▶ Problem details: All of the data that follows should be retyped exactly, please, except the pictures.

-- BEGIN Data excerpts --

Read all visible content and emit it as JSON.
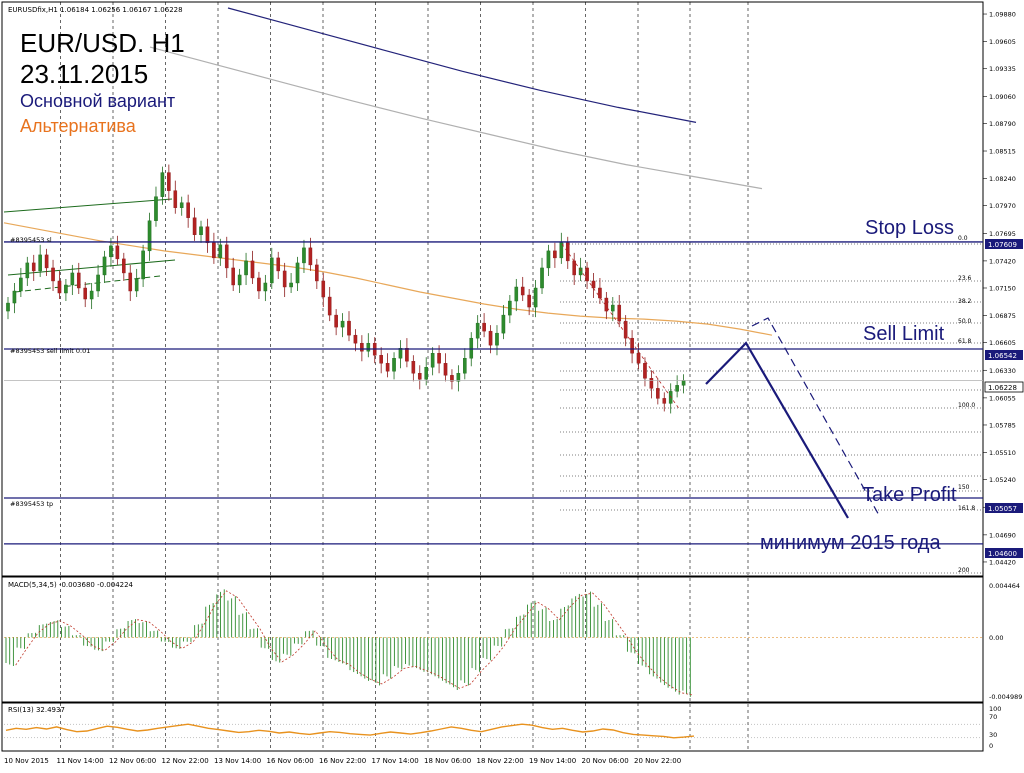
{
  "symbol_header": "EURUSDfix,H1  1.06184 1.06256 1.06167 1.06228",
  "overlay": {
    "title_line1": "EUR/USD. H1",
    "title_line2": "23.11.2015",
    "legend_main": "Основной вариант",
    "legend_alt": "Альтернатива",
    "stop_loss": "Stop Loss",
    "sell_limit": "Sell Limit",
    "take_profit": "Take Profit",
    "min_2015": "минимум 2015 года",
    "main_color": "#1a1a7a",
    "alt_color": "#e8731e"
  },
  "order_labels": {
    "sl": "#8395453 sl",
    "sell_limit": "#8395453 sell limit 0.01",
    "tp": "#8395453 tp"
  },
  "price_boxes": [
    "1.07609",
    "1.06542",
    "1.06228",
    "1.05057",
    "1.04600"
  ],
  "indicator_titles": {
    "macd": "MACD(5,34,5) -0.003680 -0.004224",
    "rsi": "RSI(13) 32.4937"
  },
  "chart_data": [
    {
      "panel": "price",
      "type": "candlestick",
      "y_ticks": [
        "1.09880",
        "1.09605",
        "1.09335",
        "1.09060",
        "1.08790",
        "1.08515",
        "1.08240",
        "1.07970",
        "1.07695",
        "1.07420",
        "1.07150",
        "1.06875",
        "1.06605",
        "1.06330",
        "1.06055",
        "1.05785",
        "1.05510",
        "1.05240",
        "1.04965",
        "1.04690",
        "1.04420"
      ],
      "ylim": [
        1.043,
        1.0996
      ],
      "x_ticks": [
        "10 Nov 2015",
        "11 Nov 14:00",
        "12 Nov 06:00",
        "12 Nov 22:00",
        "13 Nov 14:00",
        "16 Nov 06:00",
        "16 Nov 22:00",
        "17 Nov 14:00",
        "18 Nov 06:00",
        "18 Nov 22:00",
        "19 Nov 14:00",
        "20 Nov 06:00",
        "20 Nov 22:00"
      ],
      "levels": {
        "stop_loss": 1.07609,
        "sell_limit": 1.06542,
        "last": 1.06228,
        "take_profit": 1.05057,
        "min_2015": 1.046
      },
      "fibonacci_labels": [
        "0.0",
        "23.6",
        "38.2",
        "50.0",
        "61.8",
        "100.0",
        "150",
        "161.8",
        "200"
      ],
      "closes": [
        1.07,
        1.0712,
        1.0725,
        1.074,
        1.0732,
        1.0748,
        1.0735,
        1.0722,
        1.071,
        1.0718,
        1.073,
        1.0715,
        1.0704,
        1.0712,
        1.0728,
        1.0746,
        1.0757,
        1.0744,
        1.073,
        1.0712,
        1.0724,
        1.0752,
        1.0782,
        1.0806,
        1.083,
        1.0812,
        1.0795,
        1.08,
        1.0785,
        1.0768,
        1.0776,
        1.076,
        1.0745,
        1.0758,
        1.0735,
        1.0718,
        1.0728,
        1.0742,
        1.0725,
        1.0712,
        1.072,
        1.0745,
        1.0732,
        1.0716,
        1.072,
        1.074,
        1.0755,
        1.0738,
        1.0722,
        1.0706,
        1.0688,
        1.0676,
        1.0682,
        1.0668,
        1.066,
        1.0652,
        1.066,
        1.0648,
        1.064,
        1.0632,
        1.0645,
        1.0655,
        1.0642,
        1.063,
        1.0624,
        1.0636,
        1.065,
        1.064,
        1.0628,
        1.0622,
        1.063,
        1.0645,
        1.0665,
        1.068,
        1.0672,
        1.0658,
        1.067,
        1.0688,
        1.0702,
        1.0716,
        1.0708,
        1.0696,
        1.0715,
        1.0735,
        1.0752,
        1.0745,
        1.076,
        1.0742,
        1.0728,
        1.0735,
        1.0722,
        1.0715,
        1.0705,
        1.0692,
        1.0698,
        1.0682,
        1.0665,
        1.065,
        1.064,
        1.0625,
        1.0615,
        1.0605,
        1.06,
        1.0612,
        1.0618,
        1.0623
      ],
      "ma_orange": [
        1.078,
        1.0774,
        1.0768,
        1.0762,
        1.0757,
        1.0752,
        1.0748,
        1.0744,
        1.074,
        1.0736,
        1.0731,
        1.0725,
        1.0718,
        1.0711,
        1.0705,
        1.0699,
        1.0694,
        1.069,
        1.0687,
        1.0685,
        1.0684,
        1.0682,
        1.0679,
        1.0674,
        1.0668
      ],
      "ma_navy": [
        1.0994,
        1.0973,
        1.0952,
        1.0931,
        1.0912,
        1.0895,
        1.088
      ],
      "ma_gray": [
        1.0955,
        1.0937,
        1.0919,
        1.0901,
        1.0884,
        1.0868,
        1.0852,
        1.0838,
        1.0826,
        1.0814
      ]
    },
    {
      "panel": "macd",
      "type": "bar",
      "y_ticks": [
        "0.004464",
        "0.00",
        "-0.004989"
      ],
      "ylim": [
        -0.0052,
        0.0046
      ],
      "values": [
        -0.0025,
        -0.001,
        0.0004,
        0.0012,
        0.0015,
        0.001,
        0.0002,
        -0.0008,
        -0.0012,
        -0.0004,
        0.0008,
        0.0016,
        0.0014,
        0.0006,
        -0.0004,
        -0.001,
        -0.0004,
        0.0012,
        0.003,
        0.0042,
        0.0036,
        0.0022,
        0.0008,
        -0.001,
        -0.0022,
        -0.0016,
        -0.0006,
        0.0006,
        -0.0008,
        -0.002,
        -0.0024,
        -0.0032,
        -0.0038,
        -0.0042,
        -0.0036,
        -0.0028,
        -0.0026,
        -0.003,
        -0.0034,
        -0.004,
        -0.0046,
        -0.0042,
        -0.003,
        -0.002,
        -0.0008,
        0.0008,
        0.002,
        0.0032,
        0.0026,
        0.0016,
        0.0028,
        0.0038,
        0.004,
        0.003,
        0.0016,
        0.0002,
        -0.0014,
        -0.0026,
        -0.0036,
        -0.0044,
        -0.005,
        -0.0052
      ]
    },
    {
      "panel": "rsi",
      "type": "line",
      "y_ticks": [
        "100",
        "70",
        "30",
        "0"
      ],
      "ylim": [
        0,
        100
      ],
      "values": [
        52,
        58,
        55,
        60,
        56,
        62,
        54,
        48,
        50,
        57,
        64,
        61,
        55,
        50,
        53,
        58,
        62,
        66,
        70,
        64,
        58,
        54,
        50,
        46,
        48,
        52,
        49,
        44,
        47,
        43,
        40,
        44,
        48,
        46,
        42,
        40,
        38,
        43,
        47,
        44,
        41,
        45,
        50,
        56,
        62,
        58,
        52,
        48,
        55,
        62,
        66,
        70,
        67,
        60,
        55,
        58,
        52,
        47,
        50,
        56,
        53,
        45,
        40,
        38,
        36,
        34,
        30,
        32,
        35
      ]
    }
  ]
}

-- END Data excerpts --

▶ Solution to this exercise:
Read all visible content and emit it as JSON.
{
  "symbol_header": "EURUSDfix,H1  1.06184 1.06256 1.06167 1.06228",
  "overlay": {
    "title_line1": "EUR/USD. H1",
    "title_line2": "23.11.2015",
    "legend_main": "Основной вариант",
    "legend_alt": "Альтернатива",
    "stop_loss": "Stop Loss",
    "sell_limit": "Sell Limit",
    "take_profit": "Take Profit",
    "min_2015": "минимум 2015 года",
    "main_color": "#1a1a7a",
    "alt_color": "#e8731e"
  },
  "order_labels": {
    "sl": "#8395453 sl",
    "sell_limit": "#8395453 sell limit 0.01",
    "tp": "#8395453 tp"
  },
  "price_boxes": [
    "1.07609",
    "1.06542",
    "1.06228",
    "1.05057",
    "1.04600"
  ],
  "indicator_titles": {
    "macd": "MACD(5,34,5) -0.003680 -0.004224",
    "rsi": "RSI(13) 32.4937"
  },
  "chart_data": [
    {
      "panel": "price",
      "type": "candlestick",
      "y_ticks": [
        "1.09880",
        "1.09605",
        "1.09335",
        "1.09060",
        "1.08790",
        "1.08515",
        "1.08240",
        "1.07970",
        "1.07695",
        "1.07420",
        "1.07150",
        "1.06875",
        "1.06605",
        "1.06330",
        "1.06055",
        "1.05785",
        "1.05510",
        "1.05240",
        "1.04965",
        "1.04690",
        "1.04420"
      ],
      "ylim": [
        1.043,
        1.0996
      ],
      "x_ticks": [
        "10 Nov 2015",
        "11 Nov 14:00",
        "12 Nov 06:00",
        "12 Nov 22:00",
        "13 Nov 14:00",
        "16 Nov 06:00",
        "16 Nov 22:00",
        "17 Nov 14:00",
        "18 Nov 06:00",
        "18 Nov 22:00",
        "19 Nov 14:00",
        "20 Nov 06:00",
        "20 Nov 22:00"
      ],
      "levels": {
        "stop_loss": 1.07609,
        "sell_limit": 1.06542,
        "last": 1.06228,
        "take_profit": 1.05057,
        "min_2015": 1.046
      },
      "fibonacci_labels": [
        "0.0",
        "23.6",
        "38.2",
        "50.0",
        "61.8",
        "100.0",
        "150",
        "161.8",
        "200"
      ],
      "closes": [
        1.07,
        1.0712,
        1.0725,
        1.074,
        1.0732,
        1.0748,
        1.0735,
        1.0722,
        1.071,
        1.0718,
        1.073,
        1.0715,
        1.0704,
        1.0712,
        1.0728,
        1.0746,
        1.0757,
        1.0744,
        1.073,
        1.0712,
        1.0724,
        1.0752,
        1.0782,
        1.0806,
        1.083,
        1.0812,
        1.0795,
        1.08,
        1.0785,
        1.0768,
        1.0776,
        1.076,
        1.0745,
        1.0758,
        1.0735,
        1.0718,
        1.0728,
        1.0742,
        1.0725,
        1.0712,
        1.072,
        1.0745,
        1.0732,
        1.0716,
        1.072,
        1.074,
        1.0755,
        1.0738,
        1.0722,
        1.0706,
        1.0688,
        1.0676,
        1.0682,
        1.0668,
        1.066,
        1.0652,
        1.066,
        1.0648,
        1.064,
        1.0632,
        1.0645,
        1.0655,
        1.0642,
        1.063,
        1.0624,
        1.0636,
        1.065,
        1.064,
        1.0628,
        1.0622,
        1.063,
        1.0645,
        1.0665,
        1.068,
        1.0672,
        1.0658,
        1.067,
        1.0688,
        1.0702,
        1.0716,
        1.0708,
        1.0696,
        1.0715,
        1.0735,
        1.0752,
        1.0745,
        1.076,
        1.0742,
        1.0728,
        1.0735,
        1.0722,
        1.0715,
        1.0705,
        1.0692,
        1.0698,
        1.0682,
        1.0665,
        1.065,
        1.064,
        1.0625,
        1.0615,
        1.0605,
        1.06,
        1.0612,
        1.0618,
        1.0623
      ],
      "ma_orange": [
        1.078,
        1.0774,
        1.0768,
        1.0762,
        1.0757,
        1.0752,
        1.0748,
        1.0744,
        1.074,
        1.0736,
        1.0731,
        1.0725,
        1.0718,
        1.0711,
        1.0705,
        1.0699,
        1.0694,
        1.069,
        1.0687,
        1.0685,
        1.0684,
        1.0682,
        1.0679,
        1.0674,
        1.0668
      ],
      "ma_navy": [
        1.0994,
        1.0973,
        1.0952,
        1.0931,
        1.0912,
        1.0895,
        1.088
      ],
      "ma_gray": [
        1.0955,
        1.0937,
        1.0919,
        1.0901,
        1.0884,
        1.0868,
        1.0852,
        1.0838,
        1.0826,
        1.0814
      ]
    },
    {
      "panel": "macd",
      "type": "bar",
      "y_ticks": [
        "0.004464",
        "0.00",
        "-0.004989"
      ],
      "ylim": [
        -0.0052,
        0.0046
      ],
      "values": [
        -0.0025,
        -0.001,
        0.0004,
        0.0012,
        0.0015,
        0.001,
        0.0002,
        -0.0008,
        -0.0012,
        -0.0004,
        0.0008,
        0.0016,
        0.0014,
        0.0006,
        -0.0004,
        -0.001,
        -0.0004,
        0.0012,
        0.003,
        0.0042,
        0.0036,
        0.0022,
        0.0008,
        -0.001,
        -0.0022,
        -0.0016,
        -0.0006,
        0.0006,
        -0.0008,
        -0.002,
        -0.0024,
        -0.0032,
        -0.0038,
        -0.0042,
        -0.0036,
        -0.0028,
        -0.0026,
        -0.003,
        -0.0034,
        -0.004,
        -0.0046,
        -0.0042,
        -0.003,
        -0.002,
        -0.0008,
        0.0008,
        0.002,
        0.0032,
        0.0026,
        0.0016,
        0.0028,
        0.0038,
        0.004,
        0.003,
        0.0016,
        0.0002,
        -0.0014,
        -0.0026,
        -0.0036,
        -0.0044,
        -0.005,
        -0.0052
      ]
    },
    {
      "panel": "rsi",
      "type": "line",
      "y_ticks": [
        "100",
        "70",
        "30",
        "0"
      ],
      "ylim": [
        0,
        100
      ],
      "values": [
        52,
        58,
        55,
        60,
        56,
        62,
        54,
        48,
        50,
        57,
        64,
        61,
        55,
        50,
        53,
        58,
        62,
        66,
        70,
        64,
        58,
        54,
        50,
        46,
        48,
        52,
        49,
        44,
        47,
        43,
        40,
        44,
        48,
        46,
        42,
        40,
        38,
        43,
        47,
        44,
        41,
        45,
        50,
        56,
        62,
        58,
        52,
        48,
        55,
        62,
        66,
        70,
        67,
        60,
        55,
        58,
        52,
        47,
        50,
        56,
        53,
        45,
        40,
        38,
        36,
        34,
        30,
        32,
        35
      ]
    }
  ]
}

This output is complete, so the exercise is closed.